### Written task
Wherever the word "JSON" appears in a line, extract that line.

### Provided information
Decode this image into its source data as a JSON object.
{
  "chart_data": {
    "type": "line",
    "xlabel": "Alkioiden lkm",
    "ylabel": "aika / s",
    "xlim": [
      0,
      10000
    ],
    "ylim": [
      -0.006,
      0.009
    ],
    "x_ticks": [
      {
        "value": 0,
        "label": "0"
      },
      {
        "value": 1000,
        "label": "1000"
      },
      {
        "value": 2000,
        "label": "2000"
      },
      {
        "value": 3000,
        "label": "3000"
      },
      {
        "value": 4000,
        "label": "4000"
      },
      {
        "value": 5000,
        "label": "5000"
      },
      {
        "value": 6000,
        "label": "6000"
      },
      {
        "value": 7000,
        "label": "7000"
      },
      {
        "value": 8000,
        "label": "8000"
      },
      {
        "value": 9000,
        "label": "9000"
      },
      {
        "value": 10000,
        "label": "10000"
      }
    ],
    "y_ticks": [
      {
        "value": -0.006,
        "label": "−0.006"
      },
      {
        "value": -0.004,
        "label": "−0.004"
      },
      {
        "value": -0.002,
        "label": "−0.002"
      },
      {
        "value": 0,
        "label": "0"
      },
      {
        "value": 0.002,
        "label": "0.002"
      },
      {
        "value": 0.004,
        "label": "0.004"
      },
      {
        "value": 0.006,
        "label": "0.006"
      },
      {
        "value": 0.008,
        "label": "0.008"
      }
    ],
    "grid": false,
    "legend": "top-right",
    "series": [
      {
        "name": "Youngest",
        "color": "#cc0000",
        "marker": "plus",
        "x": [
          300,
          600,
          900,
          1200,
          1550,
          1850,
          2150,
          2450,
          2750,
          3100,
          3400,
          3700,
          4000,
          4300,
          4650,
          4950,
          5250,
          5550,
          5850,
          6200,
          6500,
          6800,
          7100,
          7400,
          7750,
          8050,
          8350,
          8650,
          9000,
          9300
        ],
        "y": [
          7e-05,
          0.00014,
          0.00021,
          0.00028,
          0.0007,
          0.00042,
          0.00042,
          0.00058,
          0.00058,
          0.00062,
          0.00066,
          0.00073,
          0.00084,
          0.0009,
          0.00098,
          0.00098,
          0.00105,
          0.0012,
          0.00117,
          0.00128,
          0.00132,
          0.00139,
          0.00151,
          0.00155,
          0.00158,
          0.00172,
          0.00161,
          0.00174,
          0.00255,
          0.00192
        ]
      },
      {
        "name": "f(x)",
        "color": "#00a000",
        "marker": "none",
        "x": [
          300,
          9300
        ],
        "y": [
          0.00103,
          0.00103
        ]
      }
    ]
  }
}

...

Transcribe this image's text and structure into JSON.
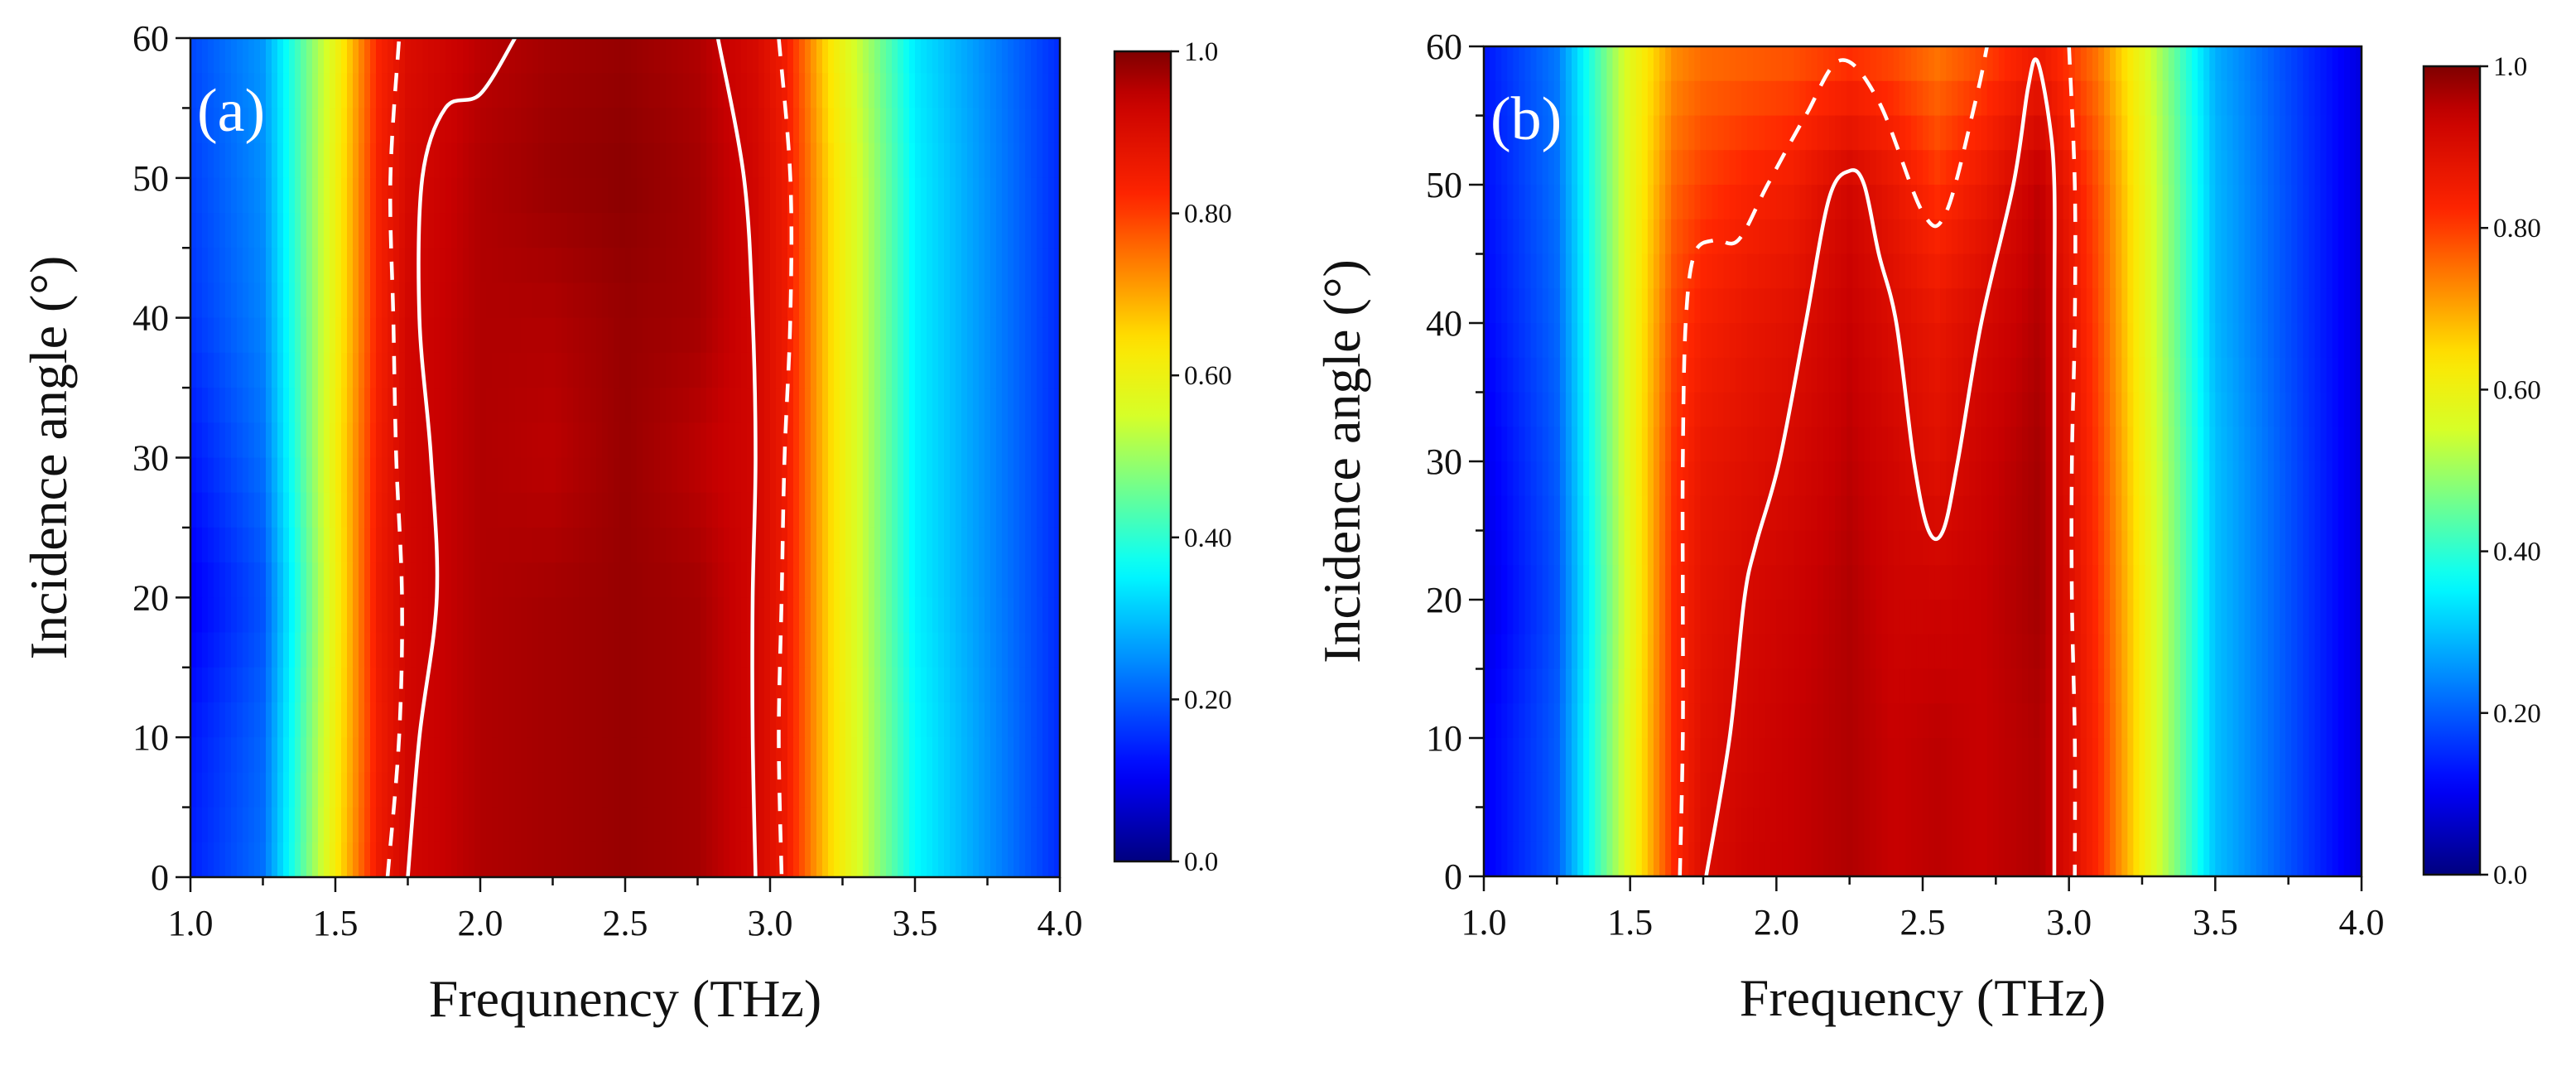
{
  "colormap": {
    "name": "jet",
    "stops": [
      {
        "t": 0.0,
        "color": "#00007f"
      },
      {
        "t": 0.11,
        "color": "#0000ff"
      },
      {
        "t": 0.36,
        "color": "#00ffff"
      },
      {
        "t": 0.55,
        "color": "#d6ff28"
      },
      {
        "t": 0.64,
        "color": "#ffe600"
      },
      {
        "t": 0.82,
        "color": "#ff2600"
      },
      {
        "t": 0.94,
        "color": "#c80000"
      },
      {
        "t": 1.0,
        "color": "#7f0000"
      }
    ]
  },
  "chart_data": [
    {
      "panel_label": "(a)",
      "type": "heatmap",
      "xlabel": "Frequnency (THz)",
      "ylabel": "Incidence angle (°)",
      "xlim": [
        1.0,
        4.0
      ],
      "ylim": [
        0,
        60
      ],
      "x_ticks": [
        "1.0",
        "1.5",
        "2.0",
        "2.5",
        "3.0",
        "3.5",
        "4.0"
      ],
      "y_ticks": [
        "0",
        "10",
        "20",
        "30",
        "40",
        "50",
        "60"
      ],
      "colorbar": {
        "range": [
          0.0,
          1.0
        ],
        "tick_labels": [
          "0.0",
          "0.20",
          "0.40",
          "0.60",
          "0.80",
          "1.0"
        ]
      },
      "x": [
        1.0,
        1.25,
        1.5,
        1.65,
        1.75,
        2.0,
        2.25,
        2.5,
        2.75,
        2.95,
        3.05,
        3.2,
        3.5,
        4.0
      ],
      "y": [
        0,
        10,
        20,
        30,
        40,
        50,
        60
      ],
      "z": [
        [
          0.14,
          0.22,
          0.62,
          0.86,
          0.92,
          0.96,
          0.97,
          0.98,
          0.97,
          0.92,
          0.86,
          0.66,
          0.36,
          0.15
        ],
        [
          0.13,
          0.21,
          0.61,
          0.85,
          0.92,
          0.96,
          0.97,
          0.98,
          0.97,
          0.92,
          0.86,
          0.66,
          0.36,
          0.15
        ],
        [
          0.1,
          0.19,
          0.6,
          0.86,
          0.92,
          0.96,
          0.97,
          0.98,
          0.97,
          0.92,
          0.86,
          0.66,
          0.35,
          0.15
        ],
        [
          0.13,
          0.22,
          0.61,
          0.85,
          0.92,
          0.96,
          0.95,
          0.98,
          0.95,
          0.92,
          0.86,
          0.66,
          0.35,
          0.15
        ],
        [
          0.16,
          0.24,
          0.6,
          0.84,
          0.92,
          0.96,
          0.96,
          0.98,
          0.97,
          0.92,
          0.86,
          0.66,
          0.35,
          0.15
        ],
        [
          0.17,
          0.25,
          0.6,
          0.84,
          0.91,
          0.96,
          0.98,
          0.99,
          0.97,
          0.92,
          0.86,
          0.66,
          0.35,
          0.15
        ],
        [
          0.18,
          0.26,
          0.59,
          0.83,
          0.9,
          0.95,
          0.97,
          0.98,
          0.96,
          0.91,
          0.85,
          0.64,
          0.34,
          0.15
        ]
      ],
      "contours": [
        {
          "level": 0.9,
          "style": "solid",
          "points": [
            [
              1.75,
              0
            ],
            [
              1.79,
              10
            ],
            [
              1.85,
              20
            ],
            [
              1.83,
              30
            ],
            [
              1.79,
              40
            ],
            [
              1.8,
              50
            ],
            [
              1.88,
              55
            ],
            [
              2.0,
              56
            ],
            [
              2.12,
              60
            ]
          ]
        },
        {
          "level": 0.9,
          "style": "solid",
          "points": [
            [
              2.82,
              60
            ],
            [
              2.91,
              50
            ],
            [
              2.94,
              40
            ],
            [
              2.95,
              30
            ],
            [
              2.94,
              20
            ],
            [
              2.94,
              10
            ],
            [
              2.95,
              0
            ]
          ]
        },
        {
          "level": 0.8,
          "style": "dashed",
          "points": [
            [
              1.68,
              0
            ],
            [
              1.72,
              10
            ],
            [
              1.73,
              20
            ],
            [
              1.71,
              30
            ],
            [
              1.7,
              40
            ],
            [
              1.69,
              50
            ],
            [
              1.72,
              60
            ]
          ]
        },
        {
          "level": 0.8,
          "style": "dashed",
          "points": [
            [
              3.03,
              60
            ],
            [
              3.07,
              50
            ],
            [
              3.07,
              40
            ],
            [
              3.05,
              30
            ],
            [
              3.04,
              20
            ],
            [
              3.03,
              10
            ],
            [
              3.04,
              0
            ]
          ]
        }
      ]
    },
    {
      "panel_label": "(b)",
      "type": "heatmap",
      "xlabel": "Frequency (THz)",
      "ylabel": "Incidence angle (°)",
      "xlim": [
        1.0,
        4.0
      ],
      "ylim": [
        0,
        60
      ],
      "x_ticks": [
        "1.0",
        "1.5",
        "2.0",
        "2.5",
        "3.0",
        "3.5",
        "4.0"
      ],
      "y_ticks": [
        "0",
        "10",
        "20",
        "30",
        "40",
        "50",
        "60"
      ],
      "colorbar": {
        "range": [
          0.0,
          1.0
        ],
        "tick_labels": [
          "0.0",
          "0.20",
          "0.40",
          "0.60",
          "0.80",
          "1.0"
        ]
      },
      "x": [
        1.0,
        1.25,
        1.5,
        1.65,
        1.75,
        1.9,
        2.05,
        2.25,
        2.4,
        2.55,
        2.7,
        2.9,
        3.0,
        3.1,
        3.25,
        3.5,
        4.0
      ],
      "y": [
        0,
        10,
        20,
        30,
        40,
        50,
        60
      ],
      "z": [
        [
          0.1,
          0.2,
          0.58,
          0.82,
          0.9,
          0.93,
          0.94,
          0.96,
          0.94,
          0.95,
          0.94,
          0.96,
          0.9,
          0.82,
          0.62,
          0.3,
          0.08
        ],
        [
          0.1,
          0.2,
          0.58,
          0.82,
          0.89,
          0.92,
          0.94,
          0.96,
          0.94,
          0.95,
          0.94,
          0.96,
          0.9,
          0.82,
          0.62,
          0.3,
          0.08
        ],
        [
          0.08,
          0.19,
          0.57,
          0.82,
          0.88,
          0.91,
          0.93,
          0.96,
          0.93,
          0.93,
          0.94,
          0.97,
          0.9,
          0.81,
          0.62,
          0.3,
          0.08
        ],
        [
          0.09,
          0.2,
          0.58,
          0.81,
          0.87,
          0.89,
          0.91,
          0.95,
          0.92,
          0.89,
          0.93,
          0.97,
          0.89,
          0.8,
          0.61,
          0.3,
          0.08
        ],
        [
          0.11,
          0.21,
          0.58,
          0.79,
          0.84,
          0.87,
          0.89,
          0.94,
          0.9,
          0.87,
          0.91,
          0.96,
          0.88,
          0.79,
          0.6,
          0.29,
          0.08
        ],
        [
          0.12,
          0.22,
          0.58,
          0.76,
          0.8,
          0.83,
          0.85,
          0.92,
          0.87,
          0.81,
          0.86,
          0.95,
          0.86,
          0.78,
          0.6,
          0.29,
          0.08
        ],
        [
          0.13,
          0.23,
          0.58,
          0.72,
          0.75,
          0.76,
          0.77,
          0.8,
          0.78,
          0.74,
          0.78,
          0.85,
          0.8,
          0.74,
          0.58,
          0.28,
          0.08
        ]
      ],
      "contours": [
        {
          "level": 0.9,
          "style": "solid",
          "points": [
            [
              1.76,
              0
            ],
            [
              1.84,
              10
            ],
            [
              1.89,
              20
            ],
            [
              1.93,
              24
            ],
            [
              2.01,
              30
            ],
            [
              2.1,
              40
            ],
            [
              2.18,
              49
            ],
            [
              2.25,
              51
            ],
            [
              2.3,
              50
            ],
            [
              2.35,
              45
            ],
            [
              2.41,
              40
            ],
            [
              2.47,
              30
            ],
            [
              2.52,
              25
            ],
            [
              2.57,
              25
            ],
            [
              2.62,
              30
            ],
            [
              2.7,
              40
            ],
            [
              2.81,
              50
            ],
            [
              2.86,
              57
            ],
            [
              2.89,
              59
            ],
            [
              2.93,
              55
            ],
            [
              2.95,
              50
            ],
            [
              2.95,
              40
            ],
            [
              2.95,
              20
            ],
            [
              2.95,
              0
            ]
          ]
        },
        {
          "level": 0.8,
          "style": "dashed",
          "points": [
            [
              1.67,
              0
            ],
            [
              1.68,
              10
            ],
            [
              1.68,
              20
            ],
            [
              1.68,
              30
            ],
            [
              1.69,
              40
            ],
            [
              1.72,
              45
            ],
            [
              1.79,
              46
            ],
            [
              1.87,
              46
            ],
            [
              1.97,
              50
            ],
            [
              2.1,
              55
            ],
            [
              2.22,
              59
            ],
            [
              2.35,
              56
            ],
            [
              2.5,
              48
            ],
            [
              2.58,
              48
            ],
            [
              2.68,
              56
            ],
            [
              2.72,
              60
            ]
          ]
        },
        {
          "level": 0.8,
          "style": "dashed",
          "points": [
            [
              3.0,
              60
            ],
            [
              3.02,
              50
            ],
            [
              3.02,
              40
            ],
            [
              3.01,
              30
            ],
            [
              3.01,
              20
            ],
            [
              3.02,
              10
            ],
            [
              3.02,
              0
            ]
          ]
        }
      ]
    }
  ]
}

### Task response
Decode this image into its source data as a JSON object.
Transcribe this image's text and structure into JSON.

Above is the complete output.